DIRECTIONS: Collect each line holding the string "using".

INPUT ROWS:
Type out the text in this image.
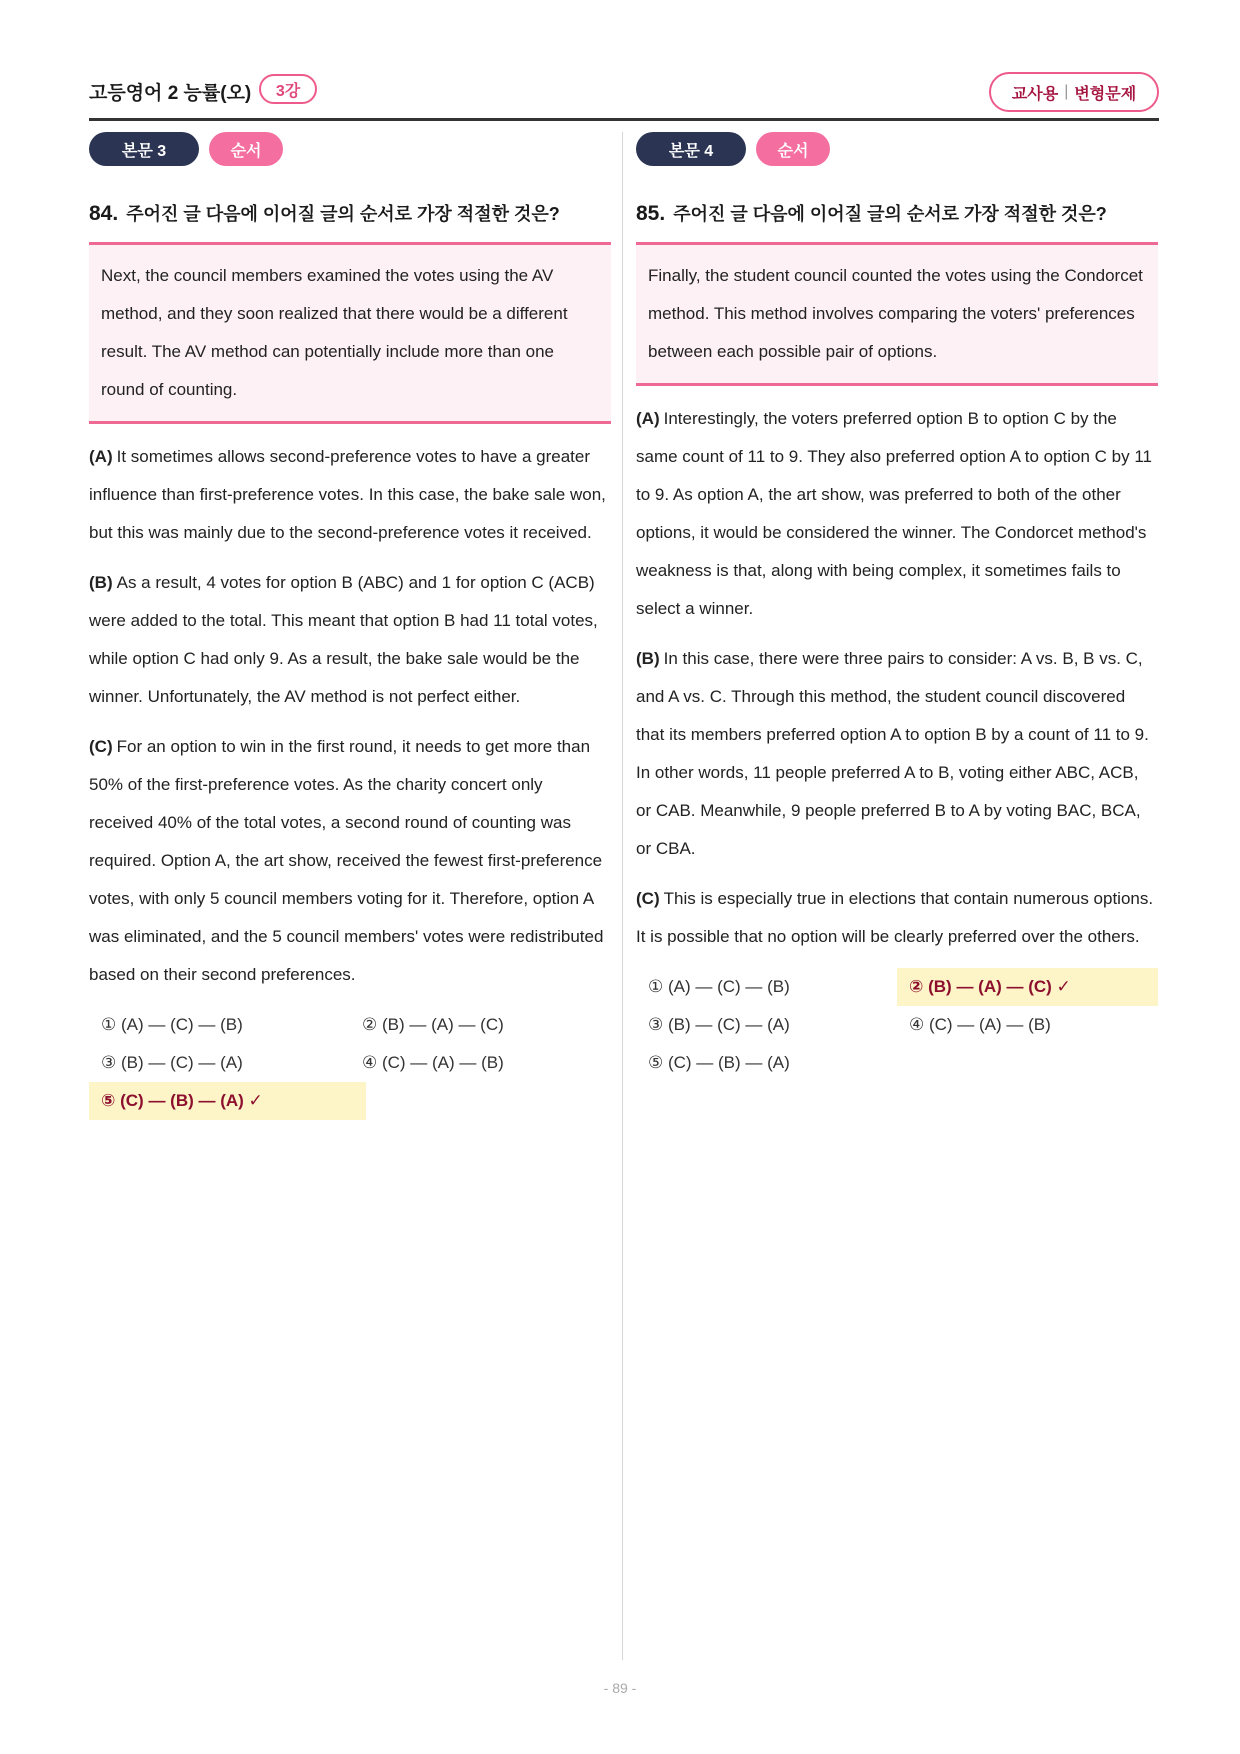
고등영어 2 능률(오)	3강	교사용 | 변형문제
본문 3	순서
84. 주어진 글 다음에 이어질 글의 순서로 가장 적절한 것은?
Next, the council members examined the votes using the AV method, and they soon realized that there would be a different result. The AV method can potentially include more than one round of counting.
(A) It sometimes allows second-preference votes to have a greater influence than first-preference votes. In this case, the bake sale won, but this was mainly due to the second-preference votes it received.
(B) As a result, 4 votes for option B (ABC) and 1 for option C (ACB) were added to the total. This meant that option B had 11 total votes, while option C had only 9. As a result, the bake sale would be the winner. Unfortunately, the AV method is not perfect either.
(C) For an option to win in the first round, it needs to get more than 50% of the first-preference votes. As the charity concert only received 40% of the total votes, a second round of counting was required. Option A, the art show, received the fewest first-preference votes, with only 5 council members voting for it. Therefore, option A was eliminated, and the 5 council members' votes were redistributed based on their second preferences.
① (A) ― (C) ― (B)	② (B) ― (A) ― (C)
③ (B) ― (C) ― (A)	④ (C) ― (A) ― (B)
⑤ (C) ― (B) ― (A) ✓
본문 4	순서
85. 주어진 글 다음에 이어질 글의 순서로 가장 적절한 것은?
Finally, the student council counted the votes using the Condorcet method. This method involves comparing the voters' preferences between each possible pair of options.
(A) Interestingly, the voters preferred option B to option C by the same count of 11 to 9. They also preferred option A to option C by 11 to 9. As option A, the art show, was preferred to both of the other options, it would be considered the winner. The Condorcet method's weakness is that, along with being complex, it sometimes fails to select a winner.
(B) In this case, there were three pairs to consider: A vs. B, B vs. C, and A vs. C. Through this method, the student council discovered that its members preferred option A to option B by a count of 11 to 9. In other words, 11 people preferred A to B, voting either ABC, ACB, or CAB. Meanwhile, 9 people preferred B to A by voting BAC, BCA, or CBA.
(C) This is especially true in elections that contain numerous options. It is possible that no option will be clearly preferred over the others.
① (A) ― (C) ― (B)	② (B) ― (A) ― (C) ✓
③ (B) ― (C) ― (A)	④ (C) ― (A) ― (B)
⑤ (C) ― (B) ― (A)
- 89 -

WRITTEN REPLY:
Next, the council members examined the votes using the AV method, and they soon realized that there would be a different result. The AV method can potentially include more than one round of counting.
Finally, the student council counted the votes using the Condorcet method. This method involves comparing the voters' preferences between each possible pair of options.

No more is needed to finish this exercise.